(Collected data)
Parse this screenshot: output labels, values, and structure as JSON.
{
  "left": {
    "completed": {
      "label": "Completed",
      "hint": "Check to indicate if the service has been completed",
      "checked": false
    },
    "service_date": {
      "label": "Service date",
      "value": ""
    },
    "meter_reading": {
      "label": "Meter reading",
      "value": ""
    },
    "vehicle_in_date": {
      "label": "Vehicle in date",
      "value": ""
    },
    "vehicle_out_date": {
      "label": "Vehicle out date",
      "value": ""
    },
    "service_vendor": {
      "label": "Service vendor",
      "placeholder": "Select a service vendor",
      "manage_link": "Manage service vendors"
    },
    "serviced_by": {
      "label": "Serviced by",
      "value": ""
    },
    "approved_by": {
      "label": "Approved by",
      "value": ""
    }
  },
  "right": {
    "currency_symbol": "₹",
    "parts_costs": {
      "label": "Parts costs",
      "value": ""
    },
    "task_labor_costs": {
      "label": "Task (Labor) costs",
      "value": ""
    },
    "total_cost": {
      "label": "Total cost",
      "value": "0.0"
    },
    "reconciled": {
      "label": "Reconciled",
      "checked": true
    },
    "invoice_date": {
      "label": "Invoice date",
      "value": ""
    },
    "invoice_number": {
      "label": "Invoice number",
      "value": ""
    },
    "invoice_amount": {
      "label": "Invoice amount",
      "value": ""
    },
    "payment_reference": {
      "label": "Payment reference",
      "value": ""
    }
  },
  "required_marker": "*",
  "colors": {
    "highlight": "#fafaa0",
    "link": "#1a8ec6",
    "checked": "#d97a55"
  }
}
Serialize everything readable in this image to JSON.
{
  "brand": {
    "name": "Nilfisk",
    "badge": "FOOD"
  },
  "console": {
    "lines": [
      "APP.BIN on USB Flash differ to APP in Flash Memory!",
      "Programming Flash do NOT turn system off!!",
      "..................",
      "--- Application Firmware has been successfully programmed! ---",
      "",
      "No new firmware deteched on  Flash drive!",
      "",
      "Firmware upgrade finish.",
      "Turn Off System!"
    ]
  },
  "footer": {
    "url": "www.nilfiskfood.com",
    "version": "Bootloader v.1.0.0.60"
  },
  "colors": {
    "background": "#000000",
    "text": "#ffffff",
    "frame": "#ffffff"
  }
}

● What is expected
Reproduce the material exactly, with every line intact.

● Solution to this exercise
Parse this screenshot: output labels, values, and structure as JSON.
{
  "left": {
    "completed": {
      "label": "Completed",
      "hint": "Check to indicate if the service has been completed",
      "checked": false
    },
    "service_date": {
      "label": "Service date",
      "value": ""
    },
    "meter_reading": {
      "label": "Meter reading",
      "value": ""
    },
    "vehicle_in_date": {
      "label": "Vehicle in date",
      "value": ""
    },
    "vehicle_out_date": {
      "label": "Vehicle out date",
      "value": ""
    },
    "service_vendor": {
      "label": "Service vendor",
      "placeholder": "Select a service vendor",
      "manage_link": "Manage service vendors"
    },
    "serviced_by": {
      "label": "Serviced by",
      "value": ""
    },
    "approved_by": {
      "label": "Approved by",
      "value": ""
    }
  },
  "right": {
    "currency_symbol": "₹",
    "parts_costs": {
      "label": "Parts costs",
      "value": ""
    },
    "task_labor_costs": {
      "label": "Task (Labor) costs",
      "value": ""
    },
    "total_cost": {
      "label": "Total cost",
      "value": "0.0"
    },
    "reconciled": {
      "label": "Reconciled",
      "checked": true
    },
    "invoice_date": {
      "label": "Invoice date",
      "value": ""
    },
    "invoice_number": {
      "label": "Invoice number",
      "value": ""
    },
    "invoice_amount": {
      "label": "Invoice amount",
      "value": ""
    },
    "payment_reference": {
      "label": "Payment reference",
      "value": ""
    }
  },
  "required_marker": "*",
  "colors": {
    "highlight": "#fafaa0",
    "link": "#1a8ec6",
    "checked": "#d97a55"
  }
}
Serialize everything readable in this image to JSON.
{
  "brand": {
    "name": "Nilfisk",
    "badge": "FOOD"
  },
  "console": {
    "lines": [
      "APP.BIN on USB Flash differ to APP in Flash Memory!",
      "Programming Flash do NOT turn system off!!",
      "..................",
      "--- Application Firmware has been successfully programmed! ---",
      "",
      "No new firmware deteched on  Flash drive!",
      "",
      "Firmware upgrade finish.",
      "Turn Off System!"
    ]
  },
  "footer": {
    "url": "www.nilfiskfood.com",
    "version": "Bootloader v.1.0.0.60"
  },
  "colors": {
    "background": "#000000",
    "text": "#ffffff",
    "frame": "#ffffff"
  }
}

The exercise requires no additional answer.